TASK REQUIREMENTS:
Can all of these lines be returned exactly?

□ □ □ □ □

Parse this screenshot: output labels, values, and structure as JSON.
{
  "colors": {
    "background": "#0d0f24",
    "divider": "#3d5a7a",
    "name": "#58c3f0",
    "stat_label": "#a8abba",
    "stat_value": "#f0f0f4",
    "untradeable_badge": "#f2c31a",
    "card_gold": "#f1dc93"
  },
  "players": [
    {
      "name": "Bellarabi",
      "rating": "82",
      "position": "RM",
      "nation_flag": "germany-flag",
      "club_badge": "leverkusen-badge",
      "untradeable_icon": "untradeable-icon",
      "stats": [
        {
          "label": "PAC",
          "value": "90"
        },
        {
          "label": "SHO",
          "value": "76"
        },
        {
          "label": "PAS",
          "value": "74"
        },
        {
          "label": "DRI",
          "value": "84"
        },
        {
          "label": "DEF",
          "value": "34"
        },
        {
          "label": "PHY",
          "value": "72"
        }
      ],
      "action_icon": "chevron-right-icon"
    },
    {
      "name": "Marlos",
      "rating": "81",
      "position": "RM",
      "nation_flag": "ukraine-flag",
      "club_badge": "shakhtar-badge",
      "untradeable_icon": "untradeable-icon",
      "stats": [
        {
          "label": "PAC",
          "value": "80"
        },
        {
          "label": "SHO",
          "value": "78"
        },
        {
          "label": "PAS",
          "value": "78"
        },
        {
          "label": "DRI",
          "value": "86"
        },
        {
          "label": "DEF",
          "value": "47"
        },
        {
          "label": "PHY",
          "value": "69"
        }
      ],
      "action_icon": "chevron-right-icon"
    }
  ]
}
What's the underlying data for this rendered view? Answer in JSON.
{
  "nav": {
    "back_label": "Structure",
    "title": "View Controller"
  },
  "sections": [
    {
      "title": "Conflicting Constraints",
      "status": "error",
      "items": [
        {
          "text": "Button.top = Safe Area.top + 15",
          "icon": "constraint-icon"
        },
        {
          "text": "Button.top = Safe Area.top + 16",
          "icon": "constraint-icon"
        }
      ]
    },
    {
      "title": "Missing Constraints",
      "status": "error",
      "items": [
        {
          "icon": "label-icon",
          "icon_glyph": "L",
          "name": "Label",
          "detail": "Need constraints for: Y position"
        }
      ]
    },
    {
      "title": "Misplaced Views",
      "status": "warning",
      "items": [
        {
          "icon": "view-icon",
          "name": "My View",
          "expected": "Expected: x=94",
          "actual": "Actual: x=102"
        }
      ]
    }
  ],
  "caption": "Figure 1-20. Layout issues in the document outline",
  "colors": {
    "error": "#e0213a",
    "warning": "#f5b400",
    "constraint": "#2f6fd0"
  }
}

□ □ □ □ □

EXERCISE RESULT:
Parse this screenshot: output labels, values, and structure as JSON.
{
  "colors": {
    "background": "#0d0f24",
    "divider": "#3d5a7a",
    "name": "#58c3f0",
    "stat_label": "#a8abba",
    "stat_value": "#f0f0f4",
    "untradeable_badge": "#f2c31a",
    "card_gold": "#f1dc93"
  },
  "players": [
    {
      "name": "Bellarabi",
      "rating": "82",
      "position": "RM",
      "nation_flag": "germany-flag",
      "club_badge": "leverkusen-badge",
      "untradeable_icon": "untradeable-icon",
      "stats": [
        {
          "label": "PAC",
          "value": "90"
        },
        {
          "label": "SHO",
          "value": "76"
        },
        {
          "label": "PAS",
          "value": "74"
        },
        {
          "label": "DRI",
          "value": "84"
        },
        {
          "label": "DEF",
          "value": "34"
        },
        {
          "label": "PHY",
          "value": "72"
        }
      ],
      "action_icon": "chevron-right-icon"
    },
    {
      "name": "Marlos",
      "rating": "81",
      "position": "RM",
      "nation_flag": "ukraine-flag",
      "club_badge": "shakhtar-badge",
      "untradeable_icon": "untradeable-icon",
      "stats": [
        {
          "label": "PAC",
          "value": "80"
        },
        {
          "label": "SHO",
          "value": "78"
        },
        {
          "label": "PAS",
          "value": "78"
        },
        {
          "label": "DRI",
          "value": "86"
        },
        {
          "label": "DEF",
          "value": "47"
        },
        {
          "label": "PHY",
          "value": "69"
        }
      ],
      "action_icon": "chevron-right-icon"
    }
  ]
}
What's the underlying data for this rendered view? Answer in JSON.
{
  "nav": {
    "back_label": "Structure",
    "title": "View Controller"
  },
  "sections": [
    {
      "title": "Conflicting Constraints",
      "status": "error",
      "items": [
        {
          "text": "Button.top = Safe Area.top + 15",
          "icon": "constraint-icon"
        },
        {
          "text": "Button.top = Safe Area.top + 16",
          "icon": "constraint-icon"
        }
      ]
    },
    {
      "title": "Missing Constraints",
      "status": "error",
      "items": [
        {
          "icon": "label-icon",
          "icon_glyph": "L",
          "name": "Label",
          "detail": "Need constraints for: Y position"
        }
      ]
    },
    {
      "title": "Misplaced Views",
      "status": "warning",
      "items": [
        {
          "icon": "view-icon",
          "name": "My View",
          "expected": "Expected: x=94",
          "actual": "Actual: x=102"
        }
      ]
    }
  ],
  "caption": "Figure 1-20. Layout issues in the document outline",
  "colors": {
    "error": "#e0213a",
    "warning": "#f5b400",
    "constraint": "#2f6fd0"
  }
}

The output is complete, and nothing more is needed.